== Input rows ==
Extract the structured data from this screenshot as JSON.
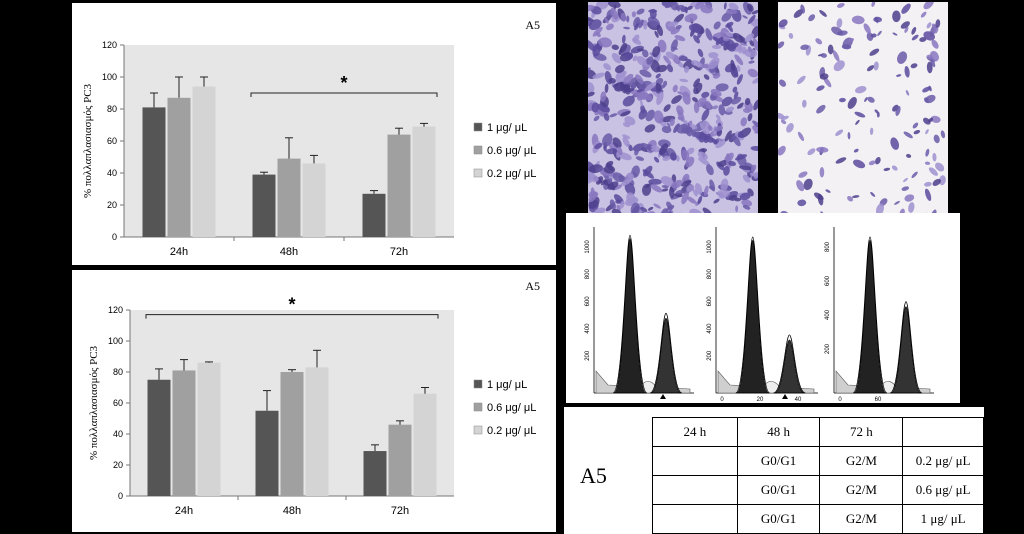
{
  "chart_data": [
    {
      "type": "bar",
      "corner_label": "A5",
      "ylabel": "% πολλαπλασιασμός PC3",
      "ylim": [
        0,
        120
      ],
      "yticks": [
        0,
        20,
        40,
        60,
        80,
        100,
        120
      ],
      "categories": [
        "24h",
        "48h",
        "72h"
      ],
      "series": [
        {
          "name": "1 μg/ μL",
          "color": "#555555",
          "values": [
            81,
            39,
            27
          ],
          "errors": [
            9,
            1.5,
            2
          ]
        },
        {
          "name": "0.6 μg/ μL",
          "color": "#a0a0a0",
          "values": [
            87,
            49,
            64
          ],
          "errors": [
            13,
            13,
            4
          ]
        },
        {
          "name": "0.2 μg/ μL",
          "color": "#d4d4d4",
          "values": [
            94,
            46,
            69
          ],
          "errors": [
            6,
            5,
            2
          ]
        }
      ],
      "significance": {
        "label": "*",
        "from_category": "48h",
        "to_category": "72h",
        "y": 90
      },
      "legend": "right",
      "grid": false
    },
    {
      "type": "bar",
      "corner_label": "A5",
      "ylabel": "% πολλαπλασιασμός PC3",
      "ylim": [
        0,
        120
      ],
      "yticks": [
        0,
        20,
        40,
        60,
        80,
        100,
        120
      ],
      "categories": [
        "24h",
        "48h",
        "72h"
      ],
      "series": [
        {
          "name": "1 μg/ μL",
          "color": "#555555",
          "values": [
            75,
            55,
            29
          ],
          "errors": [
            7,
            13,
            4
          ]
        },
        {
          "name": "0.6 μg/ μL",
          "color": "#a0a0a0",
          "values": [
            81,
            80,
            46
          ],
          "errors": [
            7,
            1.5,
            2.5
          ]
        },
        {
          "name": "0.2 μg/ μL",
          "color": "#d4d4d4",
          "values": [
            86,
            83,
            66
          ],
          "errors": [
            0.5,
            11,
            4
          ]
        }
      ],
      "significance": {
        "label": "*",
        "from_category": "24h",
        "to_category": "72h",
        "y": 117
      },
      "legend": "right",
      "grid": false
    }
  ],
  "histograms": {
    "panels": [
      {
        "yticks": [
          "1000",
          "800",
          "600",
          "400",
          "200"
        ],
        "xticks": []
      },
      {
        "yticks": [
          "1000",
          "800",
          "600",
          "400",
          "200"
        ],
        "xticks": [
          "0",
          "20",
          "40"
        ]
      },
      {
        "yticks": [
          "800",
          "600",
          "400",
          "200"
        ],
        "xticks": [
          "0",
          "60"
        ]
      }
    ]
  },
  "table": {
    "row_label": "A5",
    "header": [
      "24 h",
      "48 h",
      "72 h",
      ""
    ],
    "rows": [
      [
        "",
        "G0/G1",
        "G2/M",
        "0.2 μg/ μL"
      ],
      [
        "",
        "G0/G1",
        "G2/M",
        "0.6 μg/ μL"
      ],
      [
        "",
        "G0/G1",
        "G2/M",
        "1 μg/ μL"
      ]
    ]
  }
}
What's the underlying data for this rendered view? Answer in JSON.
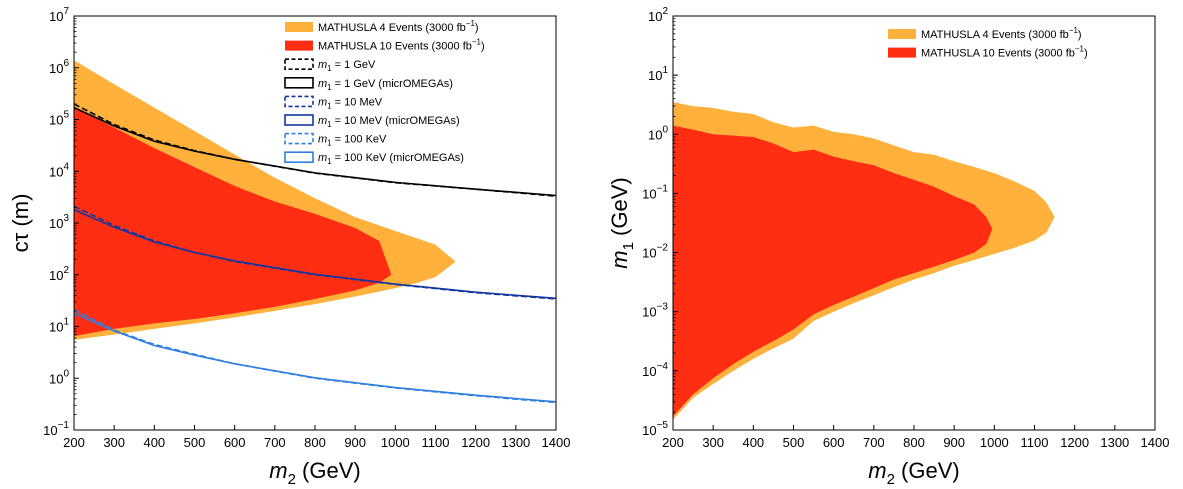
{
  "chart_data": [
    {
      "id": "left",
      "type": "area",
      "xlabel": "m2 (GeV)",
      "ylabel": "cτ (m)",
      "xlim": [
        200,
        1400
      ],
      "ylim": [
        0.1,
        10000000
      ],
      "yscale": "log",
      "grid": false,
      "legend_position": "top-right",
      "x_ticks": [
        200,
        300,
        400,
        500,
        600,
        700,
        800,
        900,
        1000,
        1100,
        1200,
        1300,
        1400
      ],
      "y_ticks": [
        {
          "value": 0.1,
          "base": "10",
          "exp": "−1"
        },
        {
          "value": 1,
          "base": "10",
          "exp": "0"
        },
        {
          "value": 10,
          "base": "10",
          "exp": "1"
        },
        {
          "value": 100,
          "base": "10",
          "exp": "2"
        },
        {
          "value": 1000,
          "base": "10",
          "exp": "3"
        },
        {
          "value": 10000,
          "base": "10",
          "exp": "4"
        },
        {
          "value": 100000,
          "base": "10",
          "exp": "5"
        },
        {
          "value": 1000000,
          "base": "10",
          "exp": "6"
        },
        {
          "value": 10000000,
          "base": "10",
          "exp": "7"
        }
      ],
      "regions": [
        {
          "name": "MATHUSLA 4 Events (3000 fb−1)",
          "color": "#FFB13B",
          "upper": [
            [
              200,
              1400000
            ],
            [
              300,
              480000
            ],
            [
              400,
              170000
            ],
            [
              500,
              60000
            ],
            [
              600,
              21000
            ],
            [
              700,
              7500
            ],
            [
              800,
              3000
            ],
            [
              900,
              1300
            ],
            [
              1000,
              700
            ],
            [
              1050,
              520
            ],
            [
              1100,
              380
            ],
            [
              1150,
              180
            ]
          ],
          "lower": [
            [
              200,
              5.5
            ],
            [
              300,
              7
            ],
            [
              400,
              9
            ],
            [
              500,
              11.5
            ],
            [
              600,
              15
            ],
            [
              700,
              20
            ],
            [
              800,
              27
            ],
            [
              900,
              38
            ],
            [
              1000,
              55
            ],
            [
              1050,
              68
            ],
            [
              1100,
              90
            ],
            [
              1150,
              180
            ]
          ]
        },
        {
          "name": "MATHUSLA 10 Events (3000 fb−1)",
          "color": "#FF2D12",
          "upper": [
            [
              200,
              170000
            ],
            [
              300,
              70000
            ],
            [
              400,
              28000
            ],
            [
              500,
              12000
            ],
            [
              600,
              5200
            ],
            [
              700,
              2600
            ],
            [
              800,
              1500
            ],
            [
              900,
              800
            ],
            [
              960,
              450
            ],
            [
              990,
              100
            ]
          ],
          "lower": [
            [
              200,
              6.5
            ],
            [
              300,
              9
            ],
            [
              400,
              11.5
            ],
            [
              500,
              14
            ],
            [
              600,
              18
            ],
            [
              700,
              24
            ],
            [
              800,
              34
            ],
            [
              900,
              50
            ],
            [
              960,
              70
            ],
            [
              990,
              100
            ]
          ]
        }
      ],
      "series": [
        {
          "name": "m1 = 1 GeV",
          "color": "#000000",
          "style": "dashed",
          "points": [
            [
              200,
              200000
            ],
            [
              300,
              80000
            ],
            [
              400,
              40000
            ],
            [
              500,
              25000
            ],
            [
              600,
              17000
            ],
            [
              800,
              9200
            ],
            [
              1000,
              6000
            ],
            [
              1200,
              4500
            ],
            [
              1400,
              3300
            ]
          ]
        },
        {
          "name": "m1 = 1 GeV (micrOMEGAs)",
          "color": "#000000",
          "style": "solid",
          "points": [
            [
              200,
              170000
            ],
            [
              300,
              75000
            ],
            [
              400,
              38000
            ],
            [
              500,
              24500
            ],
            [
              600,
              17000
            ],
            [
              800,
              9300
            ],
            [
              1000,
              6100
            ],
            [
              1200,
              4500
            ],
            [
              1400,
              3400
            ]
          ]
        },
        {
          "name": "m1 = 10 MeV",
          "color": "#1436A0",
          "style": "dashed",
          "points": [
            [
              200,
              2100
            ],
            [
              300,
              900
            ],
            [
              400,
              450
            ],
            [
              500,
              270
            ],
            [
              600,
              180
            ],
            [
              800,
              100
            ],
            [
              1000,
              65
            ],
            [
              1200,
              45
            ],
            [
              1400,
              34
            ]
          ]
        },
        {
          "name": "m1 = 10 MeV (micrOMEGAs)",
          "color": "#1436A0",
          "style": "solid",
          "points": [
            [
              200,
              1800
            ],
            [
              300,
              830
            ],
            [
              400,
              430
            ],
            [
              500,
              270
            ],
            [
              600,
              185
            ],
            [
              800,
              102
            ],
            [
              1000,
              66
            ],
            [
              1200,
              46
            ],
            [
              1400,
              35
            ]
          ]
        },
        {
          "name": "m1 = 100 KeV",
          "color": "#2F7FE0",
          "style": "dashed",
          "points": [
            [
              200,
              21
            ],
            [
              300,
              8.5
            ],
            [
              400,
              4.5
            ],
            [
              500,
              2.9
            ],
            [
              600,
              1.9
            ],
            [
              800,
              1.0
            ],
            [
              1000,
              0.65
            ],
            [
              1200,
              0.46
            ],
            [
              1400,
              0.34
            ]
          ]
        },
        {
          "name": "m1 = 100 KeV (micrOMEGAs)",
          "color": "#2F7FE0",
          "style": "solid",
          "points": [
            [
              200,
              18
            ],
            [
              300,
              8.2
            ],
            [
              400,
              4.3
            ],
            [
              500,
              2.8
            ],
            [
              600,
              1.9
            ],
            [
              800,
              1.02
            ],
            [
              1000,
              0.66
            ],
            [
              1200,
              0.47
            ],
            [
              1400,
              0.35
            ]
          ]
        }
      ],
      "legend": [
        {
          "kind": "fill",
          "color": "#FFB13B",
          "prefix": "MATHUSLA 4 Events (3000 fb",
          "sup": "−1",
          "suffix": ")"
        },
        {
          "kind": "fill",
          "color": "#FF2D12",
          "prefix": "MATHUSLA 10 Events (3000 fb",
          "sup": "−1",
          "suffix": ")"
        },
        {
          "kind": "dashed",
          "color": "#000000",
          "italic": "m",
          "sub": "1",
          "rest": " = 1 GeV"
        },
        {
          "kind": "solid",
          "color": "#000000",
          "italic": "m",
          "sub": "1",
          "rest": " = 1 GeV (micrOMEGAs)"
        },
        {
          "kind": "dashed",
          "color": "#1436A0",
          "italic": "m",
          "sub": "1",
          "rest": " = 10 MeV"
        },
        {
          "kind": "solid",
          "color": "#1436A0",
          "italic": "m",
          "sub": "1",
          "rest": " = 10 MeV (micrOMEGAs)"
        },
        {
          "kind": "dashed",
          "color": "#2F7FE0",
          "italic": "m",
          "sub": "1",
          "rest": " = 100 KeV"
        },
        {
          "kind": "solid",
          "color": "#2F7FE0",
          "italic": "m",
          "sub": "1",
          "rest": " = 100 KeV (micrOMEGAs)"
        }
      ],
      "xlabel_parts": {
        "italic": "m",
        "sub": "2",
        "rest": " (GeV)"
      },
      "ylabel_parts": {
        "text": "cτ (m)"
      }
    },
    {
      "id": "right",
      "type": "area",
      "xlabel": "m2 (GeV)",
      "ylabel": "m1 (GeV)",
      "xlim": [
        200,
        1400
      ],
      "ylim": [
        1e-05,
        100
      ],
      "yscale": "log",
      "grid": false,
      "legend_position": "top-right",
      "x_ticks": [
        200,
        300,
        400,
        500,
        600,
        700,
        800,
        900,
        1000,
        1100,
        1200,
        1300,
        1400
      ],
      "y_ticks": [
        {
          "value": 1e-05,
          "base": "10",
          "exp": "−5"
        },
        {
          "value": 0.0001,
          "base": "10",
          "exp": "−4"
        },
        {
          "value": 0.001,
          "base": "10",
          "exp": "−3"
        },
        {
          "value": 0.01,
          "base": "10",
          "exp": "−2"
        },
        {
          "value": 0.1,
          "base": "10",
          "exp": "−1"
        },
        {
          "value": 1,
          "base": "10",
          "exp": "0"
        },
        {
          "value": 10,
          "base": "10",
          "exp": "1"
        },
        {
          "value": 100,
          "base": "10",
          "exp": "2"
        }
      ],
      "regions": [
        {
          "name": "MATHUSLA 4 Events (3000 fb−1)",
          "color": "#FFB13B",
          "upper": [
            [
              200,
              3.5
            ],
            [
              250,
              3.0
            ],
            [
              300,
              2.8
            ],
            [
              350,
              2.4
            ],
            [
              400,
              2.2
            ],
            [
              450,
              1.6
            ],
            [
              500,
              1.3
            ],
            [
              550,
              1.4
            ],
            [
              600,
              1.1
            ],
            [
              650,
              1.0
            ],
            [
              700,
              0.85
            ],
            [
              750,
              0.65
            ],
            [
              800,
              0.5
            ],
            [
              850,
              0.45
            ],
            [
              900,
              0.35
            ],
            [
              950,
              0.28
            ],
            [
              1000,
              0.22
            ],
            [
              1050,
              0.16
            ],
            [
              1100,
              0.11
            ],
            [
              1130,
              0.07
            ],
            [
              1150,
              0.04
            ]
          ],
          "lower": [
            [
              200,
              1.5e-05
            ],
            [
              250,
              3.5e-05
            ],
            [
              300,
              6e-05
            ],
            [
              350,
              0.0001
            ],
            [
              400,
              0.00016
            ],
            [
              450,
              0.00024
            ],
            [
              500,
              0.00035
            ],
            [
              550,
              0.0007
            ],
            [
              600,
              0.001
            ],
            [
              650,
              0.0014
            ],
            [
              700,
              0.0019
            ],
            [
              750,
              0.0026
            ],
            [
              800,
              0.0035
            ],
            [
              850,
              0.0045
            ],
            [
              900,
              0.006
            ],
            [
              950,
              0.0075
            ],
            [
              1000,
              0.0095
            ],
            [
              1050,
              0.012
            ],
            [
              1100,
              0.016
            ],
            [
              1130,
              0.022
            ],
            [
              1150,
              0.04
            ]
          ]
        },
        {
          "name": "MATHUSLA 10 Events (3000 fb−1)",
          "color": "#FF2D12",
          "upper": [
            [
              200,
              1.4
            ],
            [
              250,
              1.2
            ],
            [
              300,
              1.0
            ],
            [
              350,
              0.95
            ],
            [
              400,
              0.9
            ],
            [
              450,
              0.7
            ],
            [
              500,
              0.5
            ],
            [
              550,
              0.55
            ],
            [
              600,
              0.42
            ],
            [
              650,
              0.35
            ],
            [
              700,
              0.3
            ],
            [
              750,
              0.22
            ],
            [
              800,
              0.17
            ],
            [
              850,
              0.13
            ],
            [
              900,
              0.09
            ],
            [
              950,
              0.065
            ],
            [
              980,
              0.04
            ],
            [
              995,
              0.025
            ]
          ],
          "lower": [
            [
              200,
              1.7e-05
            ],
            [
              250,
              4e-05
            ],
            [
              300,
              7.5e-05
            ],
            [
              350,
              0.00013
            ],
            [
              400,
              0.00021
            ],
            [
              450,
              0.00032
            ],
            [
              500,
              0.0005
            ],
            [
              550,
              0.0009
            ],
            [
              600,
              0.0013
            ],
            [
              650,
              0.0018
            ],
            [
              700,
              0.0025
            ],
            [
              750,
              0.0035
            ],
            [
              800,
              0.0045
            ],
            [
              850,
              0.0058
            ],
            [
              900,
              0.0075
            ],
            [
              950,
              0.01
            ],
            [
              980,
              0.014
            ],
            [
              995,
              0.025
            ]
          ]
        }
      ],
      "series": [],
      "legend": [
        {
          "kind": "fill",
          "color": "#FFB13B",
          "prefix": "MATHUSLA 4 Events (3000 fb",
          "sup": "−1",
          "suffix": ")"
        },
        {
          "kind": "fill",
          "color": "#FF2D12",
          "prefix": "MATHUSLA 10 Events (3000 fb",
          "sup": "−1",
          "suffix": ")"
        }
      ],
      "xlabel_parts": {
        "italic": "m",
        "sub": "2",
        "rest": " (GeV)"
      },
      "ylabel_parts": {
        "italic": "m",
        "sub": "1",
        "rest": " (GeV)"
      }
    }
  ]
}
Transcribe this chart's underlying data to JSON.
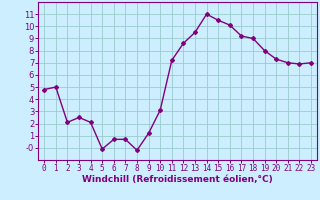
{
  "x": [
    0,
    1,
    2,
    3,
    4,
    5,
    6,
    7,
    8,
    9,
    10,
    11,
    12,
    13,
    14,
    15,
    16,
    17,
    18,
    19,
    20,
    21,
    22,
    23
  ],
  "y": [
    4.8,
    5.0,
    2.1,
    2.5,
    2.1,
    -0.1,
    0.7,
    0.7,
    -0.2,
    1.2,
    3.1,
    7.2,
    8.6,
    9.5,
    11.0,
    10.5,
    10.1,
    9.2,
    9.0,
    8.0,
    7.3,
    7.0,
    6.9,
    7.0
  ],
  "line_color": "#800080",
  "marker": "D",
  "marker_size": 2,
  "linewidth": 1.0,
  "xlabel": "Windchill (Refroidissement éolien,°C)",
  "xlabel_fontsize": 6.5,
  "bg_color": "#cceeff",
  "grid_color": "#99cccc",
  "tick_color": "#800080",
  "label_color": "#800080",
  "ylim": [
    -1,
    12
  ],
  "xlim": [
    -0.5,
    23.5
  ],
  "yticks": [
    0,
    1,
    2,
    3,
    4,
    5,
    6,
    7,
    8,
    9,
    10,
    11
  ],
  "xticks": [
    0,
    1,
    2,
    3,
    4,
    5,
    6,
    7,
    8,
    9,
    10,
    11,
    12,
    13,
    14,
    15,
    16,
    17,
    18,
    19,
    20,
    21,
    22,
    23
  ],
  "tick_fontsize": 5.5,
  "xlabel_fontweight": "bold"
}
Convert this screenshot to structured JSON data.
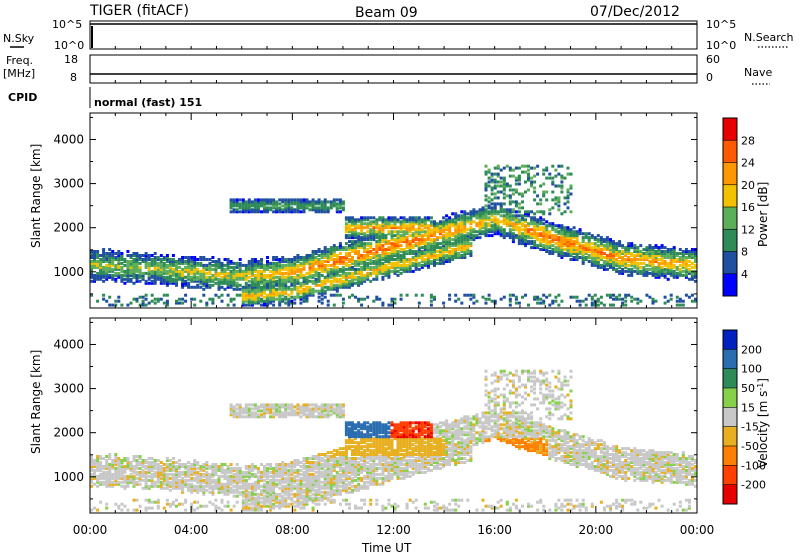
{
  "header": {
    "title": "TIGER (fitACF)",
    "beam": "Beam 09",
    "date": "07/Dec/2012"
  },
  "strips": {
    "nsky_label": "N.Sky",
    "nsky_ticks": [
      "10^5",
      "10^0"
    ],
    "nsearch_label": "N.Search",
    "nsearch_ticks": [
      "10^5",
      "10^0"
    ],
    "freq_label_1": "Freq.",
    "freq_label_2": "[MHz]",
    "freq_ticks": [
      "18",
      "8"
    ],
    "nave_label": "Nave",
    "nave_ticks": [
      "60",
      "0"
    ],
    "cpid_label": "CPID",
    "cpid_value": "normal (fast) 151"
  },
  "panels": {
    "ylabel": "Slant Range [km]",
    "yticks": [
      "4000",
      "3000",
      "2000",
      "1000"
    ],
    "xticks": [
      "00:00",
      "04:00",
      "08:00",
      "12:00",
      "16:00",
      "20:00",
      "00:00"
    ],
    "xlabel": "Time UT",
    "power_colorbar_label": "Power [dB]",
    "power_ticks": [
      "28",
      "24",
      "20",
      "16",
      "12",
      "8",
      "4"
    ],
    "velocity_colorbar_label": "Velocity [m s",
    "velocity_colorbar_sup": "-1",
    "velocity_colorbar_close": "]",
    "velocity_ticks": [
      "200",
      "100",
      "50",
      "15",
      "-15",
      "-50",
      "-100",
      "-200"
    ]
  },
  "colors": {
    "power_scale": [
      "#0000ff",
      "#1f4fa0",
      "#2e8b57",
      "#5dae5a",
      "#f2c200",
      "#ff9800",
      "#ff5a00",
      "#e60000"
    ],
    "velocity_scale": [
      "#0020c0",
      "#2a6db0",
      "#2e8b57",
      "#86d04a",
      "#c8c8c8",
      "#e8b020",
      "#ff7f00",
      "#ff4000",
      "#e60000"
    ]
  },
  "chart_data": [
    {
      "type": "heatmap",
      "ylabel": "Slant Range [km]",
      "xlabel": "",
      "ylim": [
        180,
        4600
      ],
      "xlim_hours": [
        0,
        24
      ],
      "colorbar": "Power [dB]",
      "colorbar_range": [
        0,
        32
      ],
      "features": [
        {
          "band_center_km": [
            1150,
            1100,
            1000,
            900,
            1000,
            1300,
            1600,
            1900,
            2200,
            1800,
            1300,
            1150
          ],
          "hours": [
            0,
            2,
            4,
            6,
            8,
            10,
            12,
            14,
            16,
            18,
            21,
            24
          ],
          "peak_power_db": [
            16,
            16,
            18,
            18,
            22,
            26,
            26,
            24,
            18,
            26,
            24,
            20
          ]
        }
      ]
    },
    {
      "type": "heatmap",
      "ylabel": "Slant Range [km]",
      "xlabel": "Time UT",
      "ylim": [
        180,
        4600
      ],
      "xlim_hours": [
        0,
        24
      ],
      "colorbar": "Velocity [m s-1]",
      "colorbar_range": [
        -250,
        250
      ]
    }
  ]
}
===
Exercise:
Tally the lines holding the string "JSON" and give only the count.

Solution:
4